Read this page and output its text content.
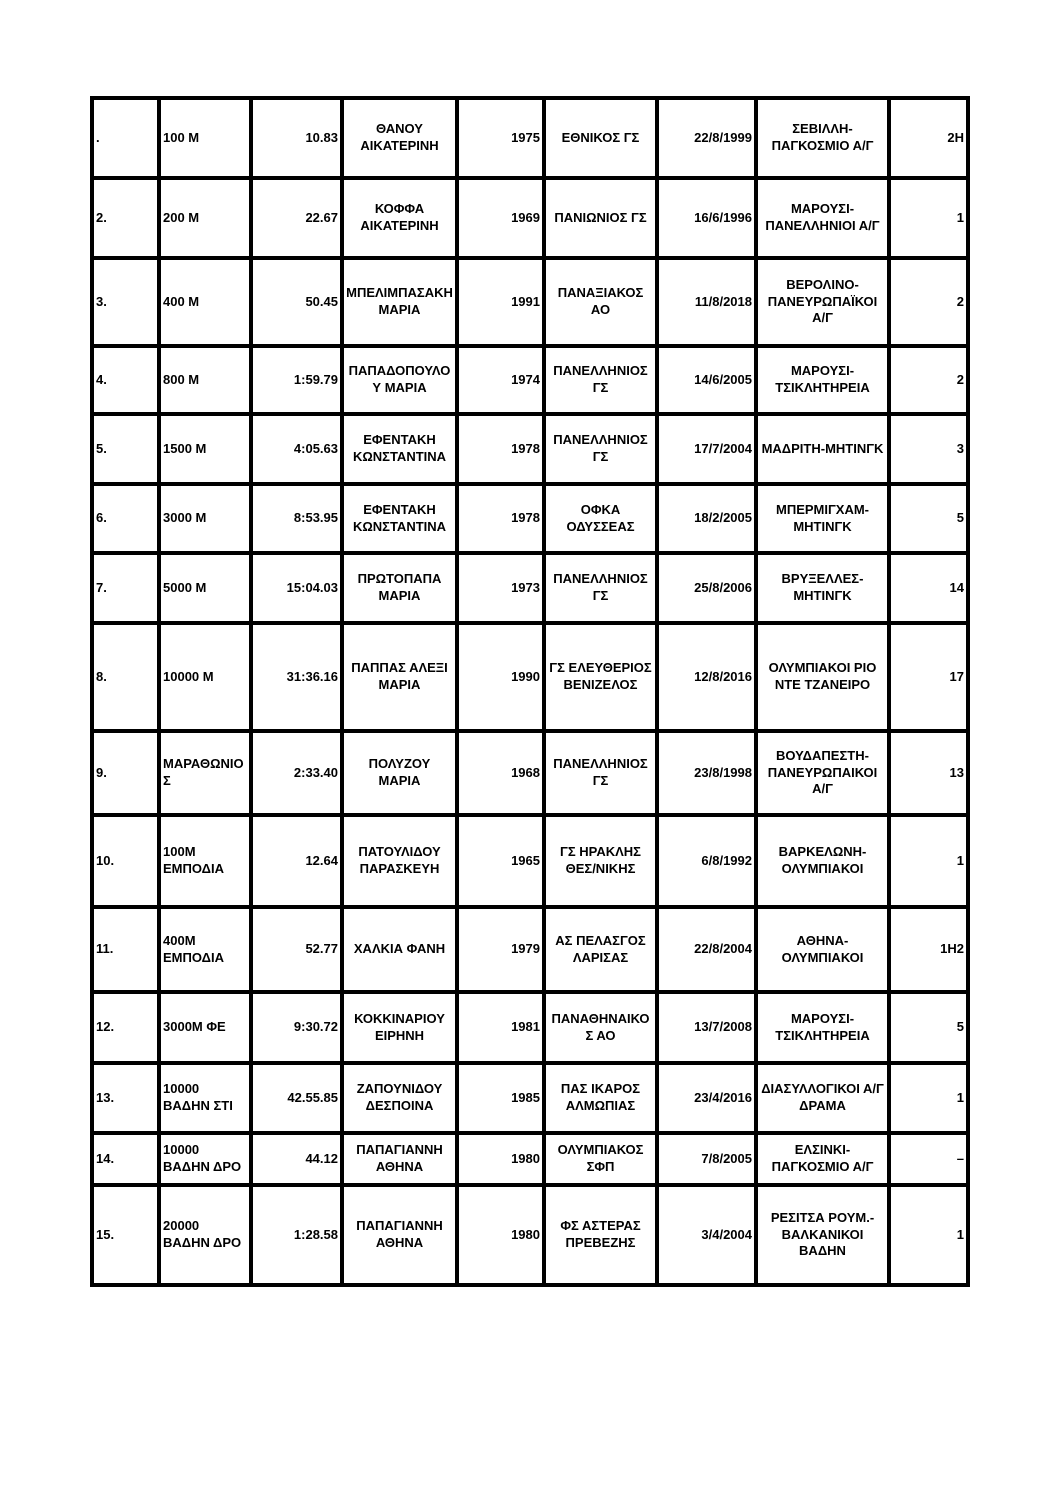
.	100 M	10.83	ΘΑΝΟΥ ΑΙΚΑΤΕΡΙΝΗ	1975	ΕΘΝΙΚΟΣ ΓΣ	22/8/1999	ΣΕΒΙΛΛΗ-ΠΑΓΚΟΣΜΙΟ Α/Γ	2H
2.	200 M	22.67	ΚΟΦΦΑ ΑΙΚΑΤΕΡΙΝΗ	1969	ΠΑΝΙΩΝΙΟΣ ΓΣ	16/6/1996	ΜΑΡΟΥΣΙ-ΠΑΝΕΛΛΗΝΙΟΙ Α/Γ	1
3.	400 M	50.45	ΜΠΕΛΙΜΠΑΣΑΚΗ ΜΑΡΙΑ	1991	ΠΑΝΑΞΙΑΚΟΣ ΑΟ	11/8/2018	ΒΕΡΟΛΙΝΟ-ΠΑΝΕΥΡΩΠΑΪΚΟΙ Α/Γ	2
4.	800 M	1:59.79	ΠΑΠΑΔΟΠΟΥΛΟΥ ΜΑΡΙΑ	1974	ΠΑΝΕΛΛΗΝΙΟΣ ΓΣ	14/6/2005	ΜΑΡΟΥΣΙ-ΤΣΙΚΛΗΤΗΡΕΙΑ	2
5.	1500 M	4:05.63	ΕΦΕΝΤΑΚΗ ΚΩΝΣΤΑΝΤΙΝΑ	1978	ΠΑΝΕΛΛΗΝΙΟΣ ΓΣ	17/7/2004	ΜΑΔΡΙΤΗ-ΜΗΤΙΝΓΚ	3
6.	3000 M	8:53.95	ΕΦΕΝΤΑΚΗ ΚΩΝΣΤΑΝΤΙΝΑ	1978	ΟΦΚΑ ΟΔΥΣΣΕΑΣ	18/2/2005	ΜΠΕΡΜΙΓΧΑΜ-ΜΗΤΙΝΓΚ	5
7.	5000 M	15:04.03	ΠΡΩΤΟΠΑΠΑ ΜΑΡΙΑ	1973	ΠΑΝΕΛΛΗΝΙΟΣ ΓΣ	25/8/2006	ΒΡΥΞΕΛΛΕΣ-ΜΗΤΙΝΓΚ	14
8.	10000 M	31:36.16	ΠΑΠΠΑΣ ΑΛΕΞΙ ΜΑΡΙΑ	1990	ΓΣ ΕΛΕΥΘΕΡΙΟΣ ΒΕΝΙΖΕΛΟΣ	12/8/2016	ΟΛΥΜΠΙΑΚΟΙ ΡΙΟ ΝΤΕ ΤΖΑΝΕΙΡΟ	17
9.	ΜΑΡΑΘΩΝΙΟΣ	2:33.40	ΠΟΛΥΖΟΥ ΜΑΡΙΑ	1968	ΠΑΝΕΛΛΗΝΙΟΣ ΓΣ	23/8/1998	ΒΟΥΔΑΠΕΣΤΗ-ΠΑΝΕΥΡΩΠΑΙΚΟΙ Α/Γ	13
10.	100Μ ΕΜΠΟΔΙΑ	12.64	ΠΑΤΟΥΛΙΔΟΥ ΠΑΡΑΣΚΕΥΗ	1965	ΓΣ ΗΡΑΚΛΗΣ ΘΕΣ/ΝΙΚΗΣ	6/8/1992	ΒΑΡΚΕΛΩΝΗ-ΟΛΥΜΠΙΑΚΟΙ	1
11.	400Μ ΕΜΠΟΔΙΑ	52.77	ΧΑΛΚΙΑ ΦΑΝΗ	1979	ΑΣ ΠΕΛΑΣΓΟΣ ΛΑΡΙΣΑΣ	22/8/2004	ΑΘΗΝΑ-ΟΛΥΜΠΙΑΚΟΙ	1Η2
12.	3000Μ ΦΕ	9:30.72	ΚΟΚΚΙΝΑΡΙΟΥ ΕΙΡΗΝΗ	1981	ΠΑΝΑΘΗΝΑΙΚΟΣ ΑΟ	13/7/2008	ΜΑΡΟΥΣΙ-ΤΣΙΚΛΗΤΗΡΕΙΑ	5
13.	10000 ΒΑΔΗΝ ΣΤΙ	42.55.85	ΖΑΠΟΥΝΙΔΟΥ ΔΕΣΠΟΙΝΑ	1985	ΠΑΣ ΙΚΑΡΟΣ ΑΛΜΩΠΙΑΣ	23/4/2016	ΔΙΑΣΥΛΛΟΓΙΚΟΙ Α/Γ ΔΡΑΜΑ	1
14.	10000 ΒΑΔΗΝ ΔΡΟ	44.12	ΠΑΠΑΓΙΑΝΝΗ ΑΘΗΝΑ	1980	ΟΛΥΜΠΙΑΚΟΣ ΣΦΠ	7/8/2005	ΕΛΣΙΝΚΙ-ΠΑΓΚΟΣΜΙΟ Α/Γ	–
15.	20000 ΒΑΔΗΝ ΔΡΟ	1:28.58	ΠΑΠΑΓΙΑΝΝΗ ΑΘΗΝΑ	1980	ΦΣ ΑΣΤΕΡΑΣ ΠΡΕΒΕΖΗΣ	3/4/2004	ΡΕΣΙΤΣΑ ΡΟΥΜ.-ΒΑΛΚΑΝΙΚΟΙ ΒΑΔΗΝ	1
====
> **PROMPT**: Set down the lines of the records above exactly, apart from the pictures.

> **SOLUTION TO THIS EXERCISE**:
Read this page and output its text content.
.	100 M	10.83	ΘΑΝΟΥ ΑΙΚΑΤΕΡΙΝΗ	1975	ΕΘΝΙΚΟΣ ΓΣ	22/8/1999	ΣΕΒΙΛΛΗ-ΠΑΓΚΟΣΜΙΟ Α/Γ	2H
2.	200 M	22.67	ΚΟΦΦΑ ΑΙΚΑΤΕΡΙΝΗ	1969	ΠΑΝΙΩΝΙΟΣ ΓΣ	16/6/1996	ΜΑΡΟΥΣΙ-ΠΑΝΕΛΛΗΝΙΟΙ Α/Γ	1
3.	400 M	50.45	ΜΠΕΛΙΜΠΑΣΑΚΗ ΜΑΡΙΑ	1991	ΠΑΝΑΞΙΑΚΟΣ ΑΟ	11/8/2018	ΒΕΡΟΛΙΝΟ-ΠΑΝΕΥΡΩΠΑΪΚΟΙ Α/Γ	2
4.	800 M	1:59.79	ΠΑΠΑΔΟΠΟΥΛΟΥ ΜΑΡΙΑ	1974	ΠΑΝΕΛΛΗΝΙΟΣ ΓΣ	14/6/2005	ΜΑΡΟΥΣΙ-ΤΣΙΚΛΗΤΗΡΕΙΑ	2
5.	1500 M	4:05.63	ΕΦΕΝΤΑΚΗ ΚΩΝΣΤΑΝΤΙΝΑ	1978	ΠΑΝΕΛΛΗΝΙΟΣ ΓΣ	17/7/2004	ΜΑΔΡΙΤΗ-ΜΗΤΙΝΓΚ	3
6.	3000 M	8:53.95	ΕΦΕΝΤΑΚΗ ΚΩΝΣΤΑΝΤΙΝΑ	1978	ΟΦΚΑ ΟΔΥΣΣΕΑΣ	18/2/2005	ΜΠΕΡΜΙΓΧΑΜ-ΜΗΤΙΝΓΚ	5
7.	5000 M	15:04.03	ΠΡΩΤΟΠΑΠΑ ΜΑΡΙΑ	1973	ΠΑΝΕΛΛΗΝΙΟΣ ΓΣ	25/8/2006	ΒΡΥΞΕΛΛΕΣ-ΜΗΤΙΝΓΚ	14
8.	10000 M	31:36.16	ΠΑΠΠΑΣ ΑΛΕΞΙ ΜΑΡΙΑ	1990	ΓΣ ΕΛΕΥΘΕΡΙΟΣ ΒΕΝΙΖΕΛΟΣ	12/8/2016	ΟΛΥΜΠΙΑΚΟΙ ΡΙΟ ΝΤΕ ΤΖΑΝΕΙΡΟ	17
9.	ΜΑΡΑΘΩΝΙΟΣ	2:33.40	ΠΟΛΥΖΟΥ ΜΑΡΙΑ	1968	ΠΑΝΕΛΛΗΝΙΟΣ ΓΣ	23/8/1998	ΒΟΥΔΑΠΕΣΤΗ-ΠΑΝΕΥΡΩΠΑΙΚΟΙ Α/Γ	13
10.	100Μ ΕΜΠΟΔΙΑ	12.64	ΠΑΤΟΥΛΙΔΟΥ ΠΑΡΑΣΚΕΥΗ	1965	ΓΣ ΗΡΑΚΛΗΣ ΘΕΣ/ΝΙΚΗΣ	6/8/1992	ΒΑΡΚΕΛΩΝΗ-ΟΛΥΜΠΙΑΚΟΙ	1
11.	400Μ ΕΜΠΟΔΙΑ	52.77	ΧΑΛΚΙΑ ΦΑΝΗ	1979	ΑΣ ΠΕΛΑΣΓΟΣ ΛΑΡΙΣΑΣ	22/8/2004	ΑΘΗΝΑ-ΟΛΥΜΠΙΑΚΟΙ	1Η2
12.	3000Μ ΦΕ	9:30.72	ΚΟΚΚΙΝΑΡΙΟΥ ΕΙΡΗΝΗ	1981	ΠΑΝΑΘΗΝΑΙΚΟΣ ΑΟ	13/7/2008	ΜΑΡΟΥΣΙ-ΤΣΙΚΛΗΤΗΡΕΙΑ	5
13.	10000 ΒΑΔΗΝ ΣΤΙ	42.55.85	ΖΑΠΟΥΝΙΔΟΥ ΔΕΣΠΟΙΝΑ	1985	ΠΑΣ ΙΚΑΡΟΣ ΑΛΜΩΠΙΑΣ	23/4/2016	ΔΙΑΣΥΛΛΟΓΙΚΟΙ Α/Γ ΔΡΑΜΑ	1
14.	10000 ΒΑΔΗΝ ΔΡΟ	44.12	ΠΑΠΑΓΙΑΝΝΗ ΑΘΗΝΑ	1980	ΟΛΥΜΠΙΑΚΟΣ ΣΦΠ	7/8/2005	ΕΛΣΙΝΚΙ-ΠΑΓΚΟΣΜΙΟ Α/Γ	–
15.	20000 ΒΑΔΗΝ ΔΡΟ	1:28.58	ΠΑΠΑΓΙΑΝΝΗ ΑΘΗΝΑ	1980	ΦΣ ΑΣΤΕΡΑΣ ΠΡΕΒΕΖΗΣ	3/4/2004	ΡΕΣΙΤΣΑ ΡΟΥΜ.-ΒΑΛΚΑΝΙΚΟΙ ΒΑΔΗΝ	1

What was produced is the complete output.